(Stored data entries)
┌──
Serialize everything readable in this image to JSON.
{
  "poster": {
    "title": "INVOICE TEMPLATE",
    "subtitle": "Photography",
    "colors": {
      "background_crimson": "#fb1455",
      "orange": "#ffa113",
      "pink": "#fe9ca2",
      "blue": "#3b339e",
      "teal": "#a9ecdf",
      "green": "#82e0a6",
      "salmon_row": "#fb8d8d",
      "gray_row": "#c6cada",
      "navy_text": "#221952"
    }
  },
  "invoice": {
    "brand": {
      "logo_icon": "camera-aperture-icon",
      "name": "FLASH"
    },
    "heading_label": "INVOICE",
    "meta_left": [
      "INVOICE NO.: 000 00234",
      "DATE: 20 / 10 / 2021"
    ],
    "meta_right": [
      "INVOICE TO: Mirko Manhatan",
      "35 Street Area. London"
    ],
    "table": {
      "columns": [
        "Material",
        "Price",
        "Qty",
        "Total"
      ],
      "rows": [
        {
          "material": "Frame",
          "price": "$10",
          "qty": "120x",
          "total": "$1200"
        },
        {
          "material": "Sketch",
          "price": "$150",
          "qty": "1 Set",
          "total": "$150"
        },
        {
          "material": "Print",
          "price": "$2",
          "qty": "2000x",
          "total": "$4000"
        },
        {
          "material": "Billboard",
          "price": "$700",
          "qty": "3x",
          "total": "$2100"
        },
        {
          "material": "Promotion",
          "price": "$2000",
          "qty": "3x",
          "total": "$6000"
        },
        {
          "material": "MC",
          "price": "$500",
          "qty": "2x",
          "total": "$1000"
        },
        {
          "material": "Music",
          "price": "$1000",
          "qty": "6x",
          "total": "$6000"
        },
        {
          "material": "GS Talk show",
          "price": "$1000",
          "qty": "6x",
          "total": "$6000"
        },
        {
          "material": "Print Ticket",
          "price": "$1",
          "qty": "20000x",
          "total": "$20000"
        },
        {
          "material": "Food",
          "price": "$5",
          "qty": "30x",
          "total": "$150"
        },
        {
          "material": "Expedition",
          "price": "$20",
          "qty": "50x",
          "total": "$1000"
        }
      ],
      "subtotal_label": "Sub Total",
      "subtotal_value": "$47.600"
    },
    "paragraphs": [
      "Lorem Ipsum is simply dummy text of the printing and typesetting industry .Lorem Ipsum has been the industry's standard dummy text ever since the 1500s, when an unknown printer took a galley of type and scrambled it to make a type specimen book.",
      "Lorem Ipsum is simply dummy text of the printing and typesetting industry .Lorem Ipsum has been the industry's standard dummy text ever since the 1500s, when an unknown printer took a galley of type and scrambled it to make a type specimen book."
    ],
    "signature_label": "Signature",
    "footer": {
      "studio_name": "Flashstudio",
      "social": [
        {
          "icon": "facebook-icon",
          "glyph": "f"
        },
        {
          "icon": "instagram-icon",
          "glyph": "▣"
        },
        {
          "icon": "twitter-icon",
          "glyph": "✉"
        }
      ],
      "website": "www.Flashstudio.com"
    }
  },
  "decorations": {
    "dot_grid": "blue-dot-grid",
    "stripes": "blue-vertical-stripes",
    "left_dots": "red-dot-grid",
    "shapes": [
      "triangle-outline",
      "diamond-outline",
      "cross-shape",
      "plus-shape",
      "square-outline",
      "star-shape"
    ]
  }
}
└──
Write the data from above out again, exactly.

**Output for this task:**
Serialize everything readable in this image to JSON.
{
  "poster": {
    "title": "INVOICE TEMPLATE",
    "subtitle": "Photography",
    "colors": {
      "background_crimson": "#fb1455",
      "orange": "#ffa113",
      "pink": "#fe9ca2",
      "blue": "#3b339e",
      "teal": "#a9ecdf",
      "green": "#82e0a6",
      "salmon_row": "#fb8d8d",
      "gray_row": "#c6cada",
      "navy_text": "#221952"
    }
  },
  "invoice": {
    "brand": {
      "logo_icon": "camera-aperture-icon",
      "name": "FLASH"
    },
    "heading_label": "INVOICE",
    "meta_left": [
      "INVOICE NO.: 000 00234",
      "DATE: 20 / 10 / 2021"
    ],
    "meta_right": [
      "INVOICE TO: Mirko Manhatan",
      "35 Street Area. London"
    ],
    "table": {
      "columns": [
        "Material",
        "Price",
        "Qty",
        "Total"
      ],
      "rows": [
        {
          "material": "Frame",
          "price": "$10",
          "qty": "120x",
          "total": "$1200"
        },
        {
          "material": "Sketch",
          "price": "$150",
          "qty": "1 Set",
          "total": "$150"
        },
        {
          "material": "Print",
          "price": "$2",
          "qty": "2000x",
          "total": "$4000"
        },
        {
          "material": "Billboard",
          "price": "$700",
          "qty": "3x",
          "total": "$2100"
        },
        {
          "material": "Promotion",
          "price": "$2000",
          "qty": "3x",
          "total": "$6000"
        },
        {
          "material": "MC",
          "price": "$500",
          "qty": "2x",
          "total": "$1000"
        },
        {
          "material": "Music",
          "price": "$1000",
          "qty": "6x",
          "total": "$6000"
        },
        {
          "material": "GS Talk show",
          "price": "$1000",
          "qty": "6x",
          "total": "$6000"
        },
        {
          "material": "Print Ticket",
          "price": "$1",
          "qty": "20000x",
          "total": "$20000"
        },
        {
          "material": "Food",
          "price": "$5",
          "qty": "30x",
          "total": "$150"
        },
        {
          "material": "Expedition",
          "price": "$20",
          "qty": "50x",
          "total": "$1000"
        }
      ],
      "subtotal_label": "Sub Total",
      "subtotal_value": "$47.600"
    },
    "paragraphs": [
      "Lorem Ipsum is simply dummy text of the printing and typesetting industry .Lorem Ipsum has been the industry's standard dummy text ever since the 1500s, when an unknown printer took a galley of type and scrambled it to make a type specimen book.",
      "Lorem Ipsum is simply dummy text of the printing and typesetting industry .Lorem Ipsum has been the industry's standard dummy text ever since the 1500s, when an unknown printer took a galley of type and scrambled it to make a type specimen book."
    ],
    "signature_label": "Signature",
    "footer": {
      "studio_name": "Flashstudio",
      "social": [
        {
          "icon": "facebook-icon",
          "glyph": "f"
        },
        {
          "icon": "instagram-icon",
          "glyph": "▣"
        },
        {
          "icon": "twitter-icon",
          "glyph": "✉"
        }
      ],
      "website": "www.Flashstudio.com"
    }
  },
  "decorations": {
    "dot_grid": "blue-dot-grid",
    "stripes": "blue-vertical-stripes",
    "left_dots": "red-dot-grid",
    "shapes": [
      "triangle-outline",
      "diamond-outline",
      "cross-shape",
      "plus-shape",
      "square-outline",
      "star-shape"
    ]
  }
}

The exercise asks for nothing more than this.